PROBLEM STATEMENT: Gather all lines in the entries below that include the word "горели".

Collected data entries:
# # # #
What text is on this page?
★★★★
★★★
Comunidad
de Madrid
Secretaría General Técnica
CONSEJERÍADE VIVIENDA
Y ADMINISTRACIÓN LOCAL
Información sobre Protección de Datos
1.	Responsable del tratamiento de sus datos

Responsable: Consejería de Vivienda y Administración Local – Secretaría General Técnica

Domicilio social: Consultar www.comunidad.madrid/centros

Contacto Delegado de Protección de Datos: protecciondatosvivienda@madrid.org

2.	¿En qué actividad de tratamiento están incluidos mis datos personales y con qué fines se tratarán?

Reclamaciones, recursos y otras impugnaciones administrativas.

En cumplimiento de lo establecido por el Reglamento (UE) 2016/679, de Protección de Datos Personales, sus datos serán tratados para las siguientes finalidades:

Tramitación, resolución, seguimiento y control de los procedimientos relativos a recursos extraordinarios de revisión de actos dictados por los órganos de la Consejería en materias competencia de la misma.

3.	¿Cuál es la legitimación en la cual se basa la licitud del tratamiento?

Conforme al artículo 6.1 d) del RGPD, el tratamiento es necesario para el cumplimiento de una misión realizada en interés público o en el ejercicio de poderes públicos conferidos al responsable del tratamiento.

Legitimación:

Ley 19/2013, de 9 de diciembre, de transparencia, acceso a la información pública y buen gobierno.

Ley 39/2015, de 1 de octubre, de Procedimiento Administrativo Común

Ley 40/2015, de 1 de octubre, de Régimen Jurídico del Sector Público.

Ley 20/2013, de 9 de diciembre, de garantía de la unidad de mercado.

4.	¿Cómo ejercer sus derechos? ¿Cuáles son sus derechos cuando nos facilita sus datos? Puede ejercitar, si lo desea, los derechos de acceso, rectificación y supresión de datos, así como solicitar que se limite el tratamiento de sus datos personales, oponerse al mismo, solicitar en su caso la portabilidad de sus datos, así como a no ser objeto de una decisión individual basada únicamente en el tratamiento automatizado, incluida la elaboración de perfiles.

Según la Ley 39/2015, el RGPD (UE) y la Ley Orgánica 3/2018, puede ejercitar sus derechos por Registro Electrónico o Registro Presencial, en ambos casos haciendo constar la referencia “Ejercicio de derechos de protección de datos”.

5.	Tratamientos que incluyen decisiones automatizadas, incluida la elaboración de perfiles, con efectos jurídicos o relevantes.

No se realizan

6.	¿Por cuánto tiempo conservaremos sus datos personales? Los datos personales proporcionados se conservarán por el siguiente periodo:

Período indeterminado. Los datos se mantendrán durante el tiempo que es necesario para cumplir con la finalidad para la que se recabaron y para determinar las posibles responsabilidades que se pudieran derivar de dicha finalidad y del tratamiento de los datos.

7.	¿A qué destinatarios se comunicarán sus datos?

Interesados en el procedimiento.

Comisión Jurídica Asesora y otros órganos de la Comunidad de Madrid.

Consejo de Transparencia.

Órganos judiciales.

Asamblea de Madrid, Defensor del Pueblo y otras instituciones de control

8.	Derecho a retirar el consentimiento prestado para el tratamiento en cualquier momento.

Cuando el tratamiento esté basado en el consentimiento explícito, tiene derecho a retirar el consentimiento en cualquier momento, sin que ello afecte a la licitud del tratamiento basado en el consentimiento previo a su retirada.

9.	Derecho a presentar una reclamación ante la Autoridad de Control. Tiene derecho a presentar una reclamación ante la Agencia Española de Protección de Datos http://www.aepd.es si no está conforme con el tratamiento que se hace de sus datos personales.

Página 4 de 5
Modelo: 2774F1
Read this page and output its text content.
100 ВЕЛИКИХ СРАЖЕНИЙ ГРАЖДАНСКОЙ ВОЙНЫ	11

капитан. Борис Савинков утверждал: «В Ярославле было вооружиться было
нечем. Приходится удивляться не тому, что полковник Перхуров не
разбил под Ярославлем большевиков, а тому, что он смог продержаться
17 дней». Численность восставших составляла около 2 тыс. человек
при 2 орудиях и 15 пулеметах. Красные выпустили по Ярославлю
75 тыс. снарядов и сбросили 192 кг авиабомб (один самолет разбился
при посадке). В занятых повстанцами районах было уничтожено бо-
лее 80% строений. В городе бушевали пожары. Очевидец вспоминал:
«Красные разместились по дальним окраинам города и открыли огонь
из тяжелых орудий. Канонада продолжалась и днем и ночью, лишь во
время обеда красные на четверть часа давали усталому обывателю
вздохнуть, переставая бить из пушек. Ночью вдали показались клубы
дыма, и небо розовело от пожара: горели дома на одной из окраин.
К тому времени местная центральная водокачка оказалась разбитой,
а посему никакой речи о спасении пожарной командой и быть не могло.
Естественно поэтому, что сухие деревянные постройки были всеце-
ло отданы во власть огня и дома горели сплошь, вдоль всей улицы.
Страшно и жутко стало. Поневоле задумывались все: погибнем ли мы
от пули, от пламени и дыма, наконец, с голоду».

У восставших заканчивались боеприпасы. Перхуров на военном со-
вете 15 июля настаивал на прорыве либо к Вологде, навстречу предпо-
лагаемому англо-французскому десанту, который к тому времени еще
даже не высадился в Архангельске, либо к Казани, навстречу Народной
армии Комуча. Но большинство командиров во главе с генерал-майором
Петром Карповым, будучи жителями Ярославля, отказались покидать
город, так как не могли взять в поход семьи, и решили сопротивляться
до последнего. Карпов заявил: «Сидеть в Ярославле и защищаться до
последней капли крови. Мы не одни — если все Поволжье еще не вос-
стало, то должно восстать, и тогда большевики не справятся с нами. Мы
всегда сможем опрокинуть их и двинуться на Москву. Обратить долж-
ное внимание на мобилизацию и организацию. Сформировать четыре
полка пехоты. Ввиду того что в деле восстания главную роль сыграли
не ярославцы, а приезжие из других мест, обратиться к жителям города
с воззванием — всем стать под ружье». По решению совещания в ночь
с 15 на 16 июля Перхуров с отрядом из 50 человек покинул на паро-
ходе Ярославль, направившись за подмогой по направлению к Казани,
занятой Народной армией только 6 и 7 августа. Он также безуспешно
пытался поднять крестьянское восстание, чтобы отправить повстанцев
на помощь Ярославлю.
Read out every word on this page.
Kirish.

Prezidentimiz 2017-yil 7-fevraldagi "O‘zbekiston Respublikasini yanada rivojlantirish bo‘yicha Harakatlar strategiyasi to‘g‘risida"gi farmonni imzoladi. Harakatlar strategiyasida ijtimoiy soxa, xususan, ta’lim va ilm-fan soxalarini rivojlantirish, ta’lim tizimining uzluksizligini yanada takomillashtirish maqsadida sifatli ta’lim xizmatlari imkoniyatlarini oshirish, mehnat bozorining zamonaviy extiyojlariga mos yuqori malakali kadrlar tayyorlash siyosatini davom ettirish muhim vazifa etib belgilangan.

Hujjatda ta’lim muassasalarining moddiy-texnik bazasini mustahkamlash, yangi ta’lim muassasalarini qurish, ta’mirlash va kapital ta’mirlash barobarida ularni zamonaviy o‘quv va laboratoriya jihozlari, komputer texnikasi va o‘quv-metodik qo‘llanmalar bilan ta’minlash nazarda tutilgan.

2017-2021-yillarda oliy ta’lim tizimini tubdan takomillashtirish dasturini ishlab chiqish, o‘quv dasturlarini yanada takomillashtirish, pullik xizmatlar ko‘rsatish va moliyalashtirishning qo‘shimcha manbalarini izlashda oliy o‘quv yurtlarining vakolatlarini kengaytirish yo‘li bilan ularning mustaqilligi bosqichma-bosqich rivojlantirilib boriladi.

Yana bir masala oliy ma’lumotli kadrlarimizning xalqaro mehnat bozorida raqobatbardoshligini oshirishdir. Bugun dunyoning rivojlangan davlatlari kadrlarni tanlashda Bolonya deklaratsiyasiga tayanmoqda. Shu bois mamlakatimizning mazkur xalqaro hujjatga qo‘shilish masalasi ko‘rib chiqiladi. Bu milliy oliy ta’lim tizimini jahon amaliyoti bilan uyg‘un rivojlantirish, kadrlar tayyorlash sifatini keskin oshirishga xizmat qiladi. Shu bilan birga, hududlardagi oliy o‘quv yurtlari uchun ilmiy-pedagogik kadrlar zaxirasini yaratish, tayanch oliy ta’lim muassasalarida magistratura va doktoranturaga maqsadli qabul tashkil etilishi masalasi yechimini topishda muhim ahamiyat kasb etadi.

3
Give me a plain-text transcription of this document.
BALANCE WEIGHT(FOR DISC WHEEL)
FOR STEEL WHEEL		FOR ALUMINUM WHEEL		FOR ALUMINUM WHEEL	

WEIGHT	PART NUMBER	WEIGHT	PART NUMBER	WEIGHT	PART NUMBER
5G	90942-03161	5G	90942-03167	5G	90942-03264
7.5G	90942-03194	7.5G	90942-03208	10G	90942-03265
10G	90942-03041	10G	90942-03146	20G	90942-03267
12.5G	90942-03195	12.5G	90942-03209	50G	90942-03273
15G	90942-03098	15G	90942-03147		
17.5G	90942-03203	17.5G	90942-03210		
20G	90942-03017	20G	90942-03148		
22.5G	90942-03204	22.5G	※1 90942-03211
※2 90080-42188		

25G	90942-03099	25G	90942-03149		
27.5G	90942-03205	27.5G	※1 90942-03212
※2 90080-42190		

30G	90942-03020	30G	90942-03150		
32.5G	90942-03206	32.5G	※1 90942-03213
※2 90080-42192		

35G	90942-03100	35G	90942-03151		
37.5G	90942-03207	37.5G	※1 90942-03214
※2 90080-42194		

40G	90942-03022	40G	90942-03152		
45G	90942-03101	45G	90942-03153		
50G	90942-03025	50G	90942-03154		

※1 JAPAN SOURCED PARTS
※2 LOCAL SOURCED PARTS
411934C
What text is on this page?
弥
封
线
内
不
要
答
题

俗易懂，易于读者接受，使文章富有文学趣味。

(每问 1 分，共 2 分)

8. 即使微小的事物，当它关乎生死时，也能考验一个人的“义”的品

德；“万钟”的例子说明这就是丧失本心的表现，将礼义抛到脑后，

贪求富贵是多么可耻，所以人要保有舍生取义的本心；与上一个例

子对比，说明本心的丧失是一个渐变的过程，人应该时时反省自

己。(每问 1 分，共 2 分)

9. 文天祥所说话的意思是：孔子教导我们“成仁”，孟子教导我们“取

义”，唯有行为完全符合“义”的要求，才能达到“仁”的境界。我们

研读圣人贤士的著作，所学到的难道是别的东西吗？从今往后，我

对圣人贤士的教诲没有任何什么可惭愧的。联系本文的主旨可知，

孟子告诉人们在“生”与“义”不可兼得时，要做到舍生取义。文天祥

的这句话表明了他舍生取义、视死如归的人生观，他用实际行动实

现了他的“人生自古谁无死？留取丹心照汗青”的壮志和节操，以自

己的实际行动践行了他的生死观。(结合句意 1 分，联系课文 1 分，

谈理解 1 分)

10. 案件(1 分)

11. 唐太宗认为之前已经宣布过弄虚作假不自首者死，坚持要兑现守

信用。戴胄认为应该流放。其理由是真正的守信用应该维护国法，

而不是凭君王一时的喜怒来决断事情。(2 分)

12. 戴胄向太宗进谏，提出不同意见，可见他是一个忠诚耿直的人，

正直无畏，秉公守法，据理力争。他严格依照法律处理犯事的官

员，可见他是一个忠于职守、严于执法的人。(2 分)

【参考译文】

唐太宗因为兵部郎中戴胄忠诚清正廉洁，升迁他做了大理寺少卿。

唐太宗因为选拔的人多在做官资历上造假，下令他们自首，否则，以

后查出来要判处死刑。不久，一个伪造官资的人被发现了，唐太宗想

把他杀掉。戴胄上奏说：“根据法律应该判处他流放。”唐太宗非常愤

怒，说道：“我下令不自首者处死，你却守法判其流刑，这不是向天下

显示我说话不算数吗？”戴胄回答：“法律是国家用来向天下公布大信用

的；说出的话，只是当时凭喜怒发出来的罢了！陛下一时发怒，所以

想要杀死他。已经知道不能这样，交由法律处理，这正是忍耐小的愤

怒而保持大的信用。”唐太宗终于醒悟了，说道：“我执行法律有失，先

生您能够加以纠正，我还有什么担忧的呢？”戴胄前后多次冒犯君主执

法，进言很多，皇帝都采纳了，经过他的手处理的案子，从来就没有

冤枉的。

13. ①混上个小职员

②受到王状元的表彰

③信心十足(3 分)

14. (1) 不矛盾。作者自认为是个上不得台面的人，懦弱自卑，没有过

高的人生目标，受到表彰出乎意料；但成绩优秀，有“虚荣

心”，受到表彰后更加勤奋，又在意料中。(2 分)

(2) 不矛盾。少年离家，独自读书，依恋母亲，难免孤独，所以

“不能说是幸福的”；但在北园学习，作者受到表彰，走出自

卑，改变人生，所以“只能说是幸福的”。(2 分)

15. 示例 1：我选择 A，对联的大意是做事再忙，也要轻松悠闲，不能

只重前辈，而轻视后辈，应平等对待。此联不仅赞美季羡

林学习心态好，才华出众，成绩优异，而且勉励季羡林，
# # # #
SOLUTION TO THIS PROBLEM:
дыма, и небо розовело от пожара: горели дома на одной из окраин.
ло отданы во власть огня и дома горели сплошь, вдоль всей улицы.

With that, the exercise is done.